▶ _STATED PROBLEM_:
Extract every line in the rows below that contains the string "date", copying each one unchanged.

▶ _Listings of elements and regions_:
● ● ● ●
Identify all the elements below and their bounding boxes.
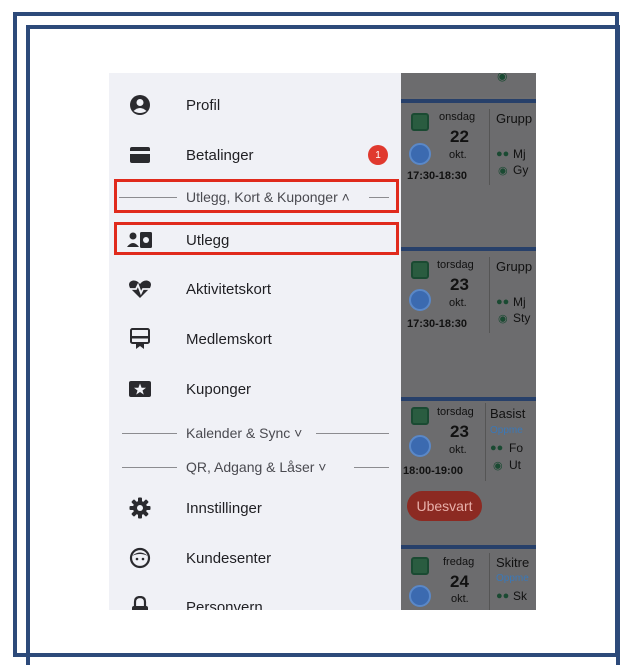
card-separator	[489, 109, 490, 185]
event-day: torsdag	[437, 406, 474, 418]
menu-item-label: Kuponger	[186, 380, 252, 398]
event-date: 24	[450, 572, 469, 591]
people-icon: ●●	[496, 590, 510, 602]
calendar-icon	[411, 113, 429, 131]
event-day: fredag	[443, 556, 475, 568]
person-circle-icon	[127, 92, 153, 118]
section-title: Kalender & Sync ˅	[186, 425, 303, 441]
location-icon: ◉	[498, 313, 508, 325]
support-agent-icon	[127, 545, 153, 571]
event-day: onsdag	[439, 111, 476, 123]
event-month: okt.	[449, 149, 467, 161]
badge-card-icon	[127, 326, 153, 352]
event-time: 18:00-19:00	[403, 465, 463, 477]
club-logo	[409, 585, 431, 607]
event-location: Ut	[509, 458, 521, 472]
card-divider	[401, 545, 536, 549]
divider-line	[354, 467, 389, 468]
people-icon: ●●	[496, 296, 510, 308]
event-date: 23	[450, 422, 469, 441]
event-date: 23	[450, 275, 469, 294]
location-icon: ◉	[493, 460, 503, 472]
event-card[interactable]: torsdag 23 okt. 18:00-19:00 Basist Oppme…	[401, 397, 536, 545]
menu-item-support[interactable]: Kundesenter	[109, 534, 401, 582]
event-instructor: Mj	[513, 147, 526, 161]
event-month: okt.	[451, 593, 469, 605]
event-date: 22	[450, 127, 469, 146]
calendar-icon	[411, 407, 429, 425]
menu-item-label: Kundesenter	[186, 549, 272, 567]
event-month: okt.	[449, 444, 467, 456]
highlight-box-section	[114, 179, 399, 213]
card-divider	[401, 99, 536, 103]
heart-pulse-icon	[127, 276, 153, 302]
location-icon: ◉	[497, 73, 508, 83]
people-icon: ●●	[496, 148, 510, 160]
card-separator	[489, 553, 490, 610]
divider-line	[122, 467, 177, 468]
navigation-drawer: Profil Betalinger 1 Utlegg, Kort & Kupon…	[109, 73, 401, 610]
menu-item-activity-card[interactable]: Aktivitetskort	[109, 265, 401, 313]
card-divider	[401, 397, 536, 401]
event-time: 17:30-18:30	[407, 318, 467, 330]
notification-badge: 1	[368, 145, 388, 165]
menu-item-label: Innstillinger	[186, 499, 262, 517]
highlight-box-expenses	[114, 222, 399, 255]
menu-item-label: Medlemskort	[186, 330, 272, 348]
event-title: Skitre	[496, 555, 530, 570]
menu-item-settings[interactable]: Innstillinger	[109, 484, 401, 532]
menu-item-payments[interactable]: Betalinger 1	[109, 131, 401, 179]
event-instructor: Fo	[509, 441, 524, 455]
menu-item-profile[interactable]: Profil	[109, 81, 401, 129]
menu-item-label: Betalinger	[186, 146, 254, 164]
event-card[interactable]: onsdag 22 okt. 17:30-18:30 Grupp ●● Mj ◉…	[401, 99, 536, 247]
event-title: Grupp	[496, 111, 533, 126]
menu-item-label: Aktivitetskort	[186, 280, 272, 298]
divider-line	[316, 433, 389, 434]
event-month: okt.	[449, 297, 467, 309]
section-header-qr[interactable]: QR, Adgang & Låser ˅	[109, 454, 401, 480]
event-location: Gy	[513, 163, 529, 177]
people-icon: ●●	[490, 442, 504, 454]
section-title: QR, Adgang & Låser ˅	[186, 459, 327, 475]
event-card[interactable]: fredag 24 okt. Skitre Oppme ●● Sk	[401, 545, 536, 610]
event-title: Basist	[490, 406, 526, 421]
unanswered-button[interactable]: Ubesvart	[407, 491, 482, 521]
event-card[interactable]: torsdag 23 okt. 17:30-18:30 Grupp ●● Mj …	[401, 247, 536, 397]
event-status: Oppme	[490, 425, 523, 436]
event-card-partial[interactable]: ◉	[401, 73, 536, 97]
card-separator	[485, 403, 486, 481]
menu-item-member-card[interactable]: Medlemskort	[109, 315, 401, 363]
card-divider	[401, 247, 536, 251]
event-instructor: Sk	[513, 589, 528, 603]
event-instructor: Mj	[513, 295, 526, 309]
card-separator	[489, 257, 490, 333]
club-logo	[409, 289, 431, 311]
event-location: Sty	[513, 311, 531, 325]
credit-card-icon	[127, 142, 153, 168]
calendar-icon	[411, 557, 429, 575]
gear-icon	[127, 495, 153, 521]
lock-icon	[127, 594, 153, 610]
star-ticket-icon	[127, 376, 153, 402]
menu-item-label: Personvern	[186, 598, 263, 611]
club-logo	[409, 143, 431, 165]
menu-item-privacy[interactable]: Personvern	[109, 583, 401, 610]
phone-screen: ◉ onsdag 22 okt. 17:30-18:30 Grupp ●● Mj…	[109, 73, 536, 610]
location-icon: ◉	[498, 165, 508, 177]
club-logo	[409, 435, 431, 457]
menu-item-coupons[interactable]: Kuponger	[109, 365, 401, 413]
event-day: torsdag	[437, 259, 474, 271]
section-header-calendar[interactable]: Kalender & Sync ˅	[109, 420, 401, 446]
divider-line	[122, 433, 177, 434]
calendar-list-dimmed: ◉ onsdag 22 okt. 17:30-18:30 Grupp ●● Mj…	[401, 73, 536, 610]
event-time: 17:30-18:30	[407, 170, 467, 182]
event-title: Grupp	[496, 259, 533, 274]
menu-item-label: Profil	[186, 96, 221, 114]
calendar-icon	[411, 261, 429, 279]
event-status: Oppme	[496, 573, 529, 584]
● ● ● ●
▶ _WRITTEN ANSWER_:
event-date: 24	[450, 572, 469, 591]
event-date: 23	[450, 422, 469, 441]
event-date: 23	[450, 275, 469, 294]
event-date: 22	[450, 127, 469, 146]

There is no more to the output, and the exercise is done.